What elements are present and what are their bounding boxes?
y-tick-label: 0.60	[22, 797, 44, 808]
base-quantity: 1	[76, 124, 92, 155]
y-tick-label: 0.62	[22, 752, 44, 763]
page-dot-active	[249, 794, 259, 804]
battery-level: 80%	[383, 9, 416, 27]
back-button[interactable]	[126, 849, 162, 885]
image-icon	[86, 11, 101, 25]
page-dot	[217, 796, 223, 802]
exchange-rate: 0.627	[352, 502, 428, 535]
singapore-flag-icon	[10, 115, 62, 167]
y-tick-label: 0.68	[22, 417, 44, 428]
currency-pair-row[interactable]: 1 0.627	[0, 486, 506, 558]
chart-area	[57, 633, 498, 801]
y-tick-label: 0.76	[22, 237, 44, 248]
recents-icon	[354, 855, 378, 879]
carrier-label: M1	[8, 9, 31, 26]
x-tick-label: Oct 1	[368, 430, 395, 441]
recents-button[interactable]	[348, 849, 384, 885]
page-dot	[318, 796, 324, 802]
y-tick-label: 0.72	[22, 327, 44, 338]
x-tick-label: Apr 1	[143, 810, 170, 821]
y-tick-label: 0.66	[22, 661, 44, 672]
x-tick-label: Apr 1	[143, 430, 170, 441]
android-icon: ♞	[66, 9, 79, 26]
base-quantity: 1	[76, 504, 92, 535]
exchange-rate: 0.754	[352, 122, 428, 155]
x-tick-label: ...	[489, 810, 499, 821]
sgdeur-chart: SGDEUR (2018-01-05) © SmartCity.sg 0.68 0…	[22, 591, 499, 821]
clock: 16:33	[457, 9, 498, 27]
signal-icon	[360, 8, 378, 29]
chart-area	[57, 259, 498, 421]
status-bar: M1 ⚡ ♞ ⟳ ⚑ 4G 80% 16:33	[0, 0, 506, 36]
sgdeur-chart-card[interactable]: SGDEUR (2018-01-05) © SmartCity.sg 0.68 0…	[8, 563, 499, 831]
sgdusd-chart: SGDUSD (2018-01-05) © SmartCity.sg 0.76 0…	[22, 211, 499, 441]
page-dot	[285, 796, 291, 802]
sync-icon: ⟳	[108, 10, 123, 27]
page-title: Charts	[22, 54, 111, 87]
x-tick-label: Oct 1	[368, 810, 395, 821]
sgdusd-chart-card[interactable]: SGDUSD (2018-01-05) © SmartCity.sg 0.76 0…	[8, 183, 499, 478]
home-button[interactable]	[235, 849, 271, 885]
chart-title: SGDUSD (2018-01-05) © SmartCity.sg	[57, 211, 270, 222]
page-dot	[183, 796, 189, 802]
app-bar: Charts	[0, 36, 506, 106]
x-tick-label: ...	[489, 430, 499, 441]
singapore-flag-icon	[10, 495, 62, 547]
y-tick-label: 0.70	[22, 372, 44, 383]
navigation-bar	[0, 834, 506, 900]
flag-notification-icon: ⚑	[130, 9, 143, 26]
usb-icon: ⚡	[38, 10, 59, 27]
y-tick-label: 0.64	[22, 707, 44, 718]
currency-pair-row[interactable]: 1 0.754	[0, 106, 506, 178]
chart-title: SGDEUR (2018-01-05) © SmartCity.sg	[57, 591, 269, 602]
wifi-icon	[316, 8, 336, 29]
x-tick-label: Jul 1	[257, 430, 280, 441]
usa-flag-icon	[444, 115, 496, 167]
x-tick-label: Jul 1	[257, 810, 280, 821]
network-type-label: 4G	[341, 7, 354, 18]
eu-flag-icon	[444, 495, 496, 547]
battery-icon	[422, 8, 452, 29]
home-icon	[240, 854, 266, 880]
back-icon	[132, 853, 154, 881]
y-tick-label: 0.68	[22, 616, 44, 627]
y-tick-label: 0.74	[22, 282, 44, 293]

WHAT YOU WILL DO: Rewrite the rows above, changing every "y-tick-label" to "y-axis-label" and leaving everything else as it is.

ANSWER TO THE EXERCISE:
What elements are present and what are their bounding boxes?
y-axis-label: 0.60	[22, 797, 44, 808]
base-quantity: 1	[76, 124, 92, 155]
y-axis-label: 0.62	[22, 752, 44, 763]
page-dot-active	[249, 794, 259, 804]
battery-level: 80%	[383, 9, 416, 27]
back-button[interactable]	[126, 849, 162, 885]
image-icon	[86, 11, 101, 25]
page-dot	[217, 796, 223, 802]
exchange-rate: 0.627	[352, 502, 428, 535]
singapore-flag-icon	[10, 115, 62, 167]
y-axis-label: 0.68	[22, 417, 44, 428]
currency-pair-row[interactable]: 1 0.627	[0, 486, 506, 558]
chart-area	[57, 633, 498, 801]
y-axis-label: 0.76	[22, 237, 44, 248]
recents-icon	[354, 855, 378, 879]
carrier-label: M1	[8, 9, 31, 26]
x-tick-label: Oct 1	[368, 430, 395, 441]
recents-button[interactable]	[348, 849, 384, 885]
page-dot	[318, 796, 324, 802]
y-axis-label: 0.72	[22, 327, 44, 338]
x-tick-label: Apr 1	[143, 810, 170, 821]
y-axis-label: 0.66	[22, 661, 44, 672]
x-tick-label: Apr 1	[143, 430, 170, 441]
android-icon: ♞	[66, 9, 79, 26]
base-quantity: 1	[76, 504, 92, 535]
exchange-rate: 0.754	[352, 122, 428, 155]
x-tick-label: ...	[489, 810, 499, 821]
sgdeur-chart: SGDEUR (2018-01-05) © SmartCity.sg 0.68 0…	[22, 591, 499, 821]
clock: 16:33	[457, 9, 498, 27]
signal-icon	[360, 8, 378, 29]
chart-area	[57, 259, 498, 421]
status-bar: M1 ⚡ ♞ ⟳ ⚑ 4G 80% 16:33	[0, 0, 506, 36]
sgdeur-chart-card[interactable]: SGDEUR (2018-01-05) © SmartCity.sg 0.68 0…	[8, 563, 499, 831]
sgdusd-chart: SGDUSD (2018-01-05) © SmartCity.sg 0.76 0…	[22, 211, 499, 441]
page-dot	[285, 796, 291, 802]
sync-icon: ⟳	[108, 10, 123, 27]
page-title: Charts	[22, 54, 111, 87]
x-tick-label: Oct 1	[368, 810, 395, 821]
sgdusd-chart-card[interactable]: SGDUSD (2018-01-05) © SmartCity.sg 0.76 0…	[8, 183, 499, 478]
home-button[interactable]	[235, 849, 271, 885]
chart-title: SGDUSD (2018-01-05) © SmartCity.sg	[57, 211, 270, 222]
page-dot	[183, 796, 189, 802]
app-bar: Charts	[0, 36, 506, 106]
x-tick-label: ...	[489, 430, 499, 441]
singapore-flag-icon	[10, 495, 62, 547]
y-axis-label: 0.70	[22, 372, 44, 383]
navigation-bar	[0, 834, 506, 900]
flag-notification-icon: ⚑	[130, 9, 143, 26]
usb-icon: ⚡	[38, 10, 59, 27]
y-axis-label: 0.64	[22, 707, 44, 718]
currency-pair-row[interactable]: 1 0.754	[0, 106, 506, 178]
chart-title: SGDEUR (2018-01-05) © SmartCity.sg	[57, 591, 269, 602]
wifi-icon	[316, 8, 336, 29]
x-tick-label: Jul 1	[257, 430, 280, 441]
usa-flag-icon	[444, 115, 496, 167]
x-tick-label: Jul 1	[257, 810, 280, 821]
network-type-label: 4G	[341, 7, 354, 18]
eu-flag-icon	[444, 495, 496, 547]
battery-icon	[422, 8, 452, 29]
home-icon	[240, 854, 266, 880]
back-icon	[132, 853, 154, 881]
y-axis-label: 0.68	[22, 616, 44, 627]
y-axis-label: 0.74	[22, 282, 44, 293]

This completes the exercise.